**Extracted entries**
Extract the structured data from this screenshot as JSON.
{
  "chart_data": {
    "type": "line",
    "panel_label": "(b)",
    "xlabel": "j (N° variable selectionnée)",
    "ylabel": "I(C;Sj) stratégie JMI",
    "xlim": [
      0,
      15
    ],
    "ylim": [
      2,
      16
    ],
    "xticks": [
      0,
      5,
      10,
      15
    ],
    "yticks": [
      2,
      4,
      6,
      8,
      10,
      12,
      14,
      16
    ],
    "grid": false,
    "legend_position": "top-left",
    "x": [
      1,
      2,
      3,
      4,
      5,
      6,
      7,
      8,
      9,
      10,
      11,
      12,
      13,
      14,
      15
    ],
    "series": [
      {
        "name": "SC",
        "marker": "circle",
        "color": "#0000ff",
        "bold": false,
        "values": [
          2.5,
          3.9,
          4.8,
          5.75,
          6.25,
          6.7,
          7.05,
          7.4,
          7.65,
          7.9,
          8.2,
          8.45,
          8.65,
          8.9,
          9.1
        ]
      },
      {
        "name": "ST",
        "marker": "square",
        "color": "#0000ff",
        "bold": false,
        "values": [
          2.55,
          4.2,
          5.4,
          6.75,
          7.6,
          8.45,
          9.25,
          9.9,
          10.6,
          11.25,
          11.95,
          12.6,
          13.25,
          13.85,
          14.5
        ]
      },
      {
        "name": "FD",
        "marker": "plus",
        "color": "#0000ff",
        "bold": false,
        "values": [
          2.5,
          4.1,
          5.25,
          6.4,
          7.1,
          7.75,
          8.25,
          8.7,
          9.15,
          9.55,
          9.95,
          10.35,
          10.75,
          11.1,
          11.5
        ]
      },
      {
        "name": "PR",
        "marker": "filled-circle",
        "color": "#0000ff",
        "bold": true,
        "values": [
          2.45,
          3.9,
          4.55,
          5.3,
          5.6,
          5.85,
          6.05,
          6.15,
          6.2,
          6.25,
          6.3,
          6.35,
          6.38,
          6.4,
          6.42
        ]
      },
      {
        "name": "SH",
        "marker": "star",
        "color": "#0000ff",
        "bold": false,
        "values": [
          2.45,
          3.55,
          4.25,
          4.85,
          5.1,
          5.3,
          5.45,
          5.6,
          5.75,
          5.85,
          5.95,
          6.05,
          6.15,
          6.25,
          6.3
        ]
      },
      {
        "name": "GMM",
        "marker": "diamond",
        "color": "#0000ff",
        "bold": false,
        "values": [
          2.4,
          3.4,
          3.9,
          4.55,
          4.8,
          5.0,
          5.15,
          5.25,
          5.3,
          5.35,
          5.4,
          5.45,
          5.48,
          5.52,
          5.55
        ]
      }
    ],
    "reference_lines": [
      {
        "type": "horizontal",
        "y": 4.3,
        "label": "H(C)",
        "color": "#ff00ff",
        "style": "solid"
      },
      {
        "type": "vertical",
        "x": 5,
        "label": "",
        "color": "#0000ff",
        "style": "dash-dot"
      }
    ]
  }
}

**Given exercise**
Which lines hold the word "name"? Show each one.

**Answer to this problem**
        "name": "SC",
        "name": "ST",
        "name": "FD",
        "name": "PR",
        "name": "SH",
        "name": "GMM",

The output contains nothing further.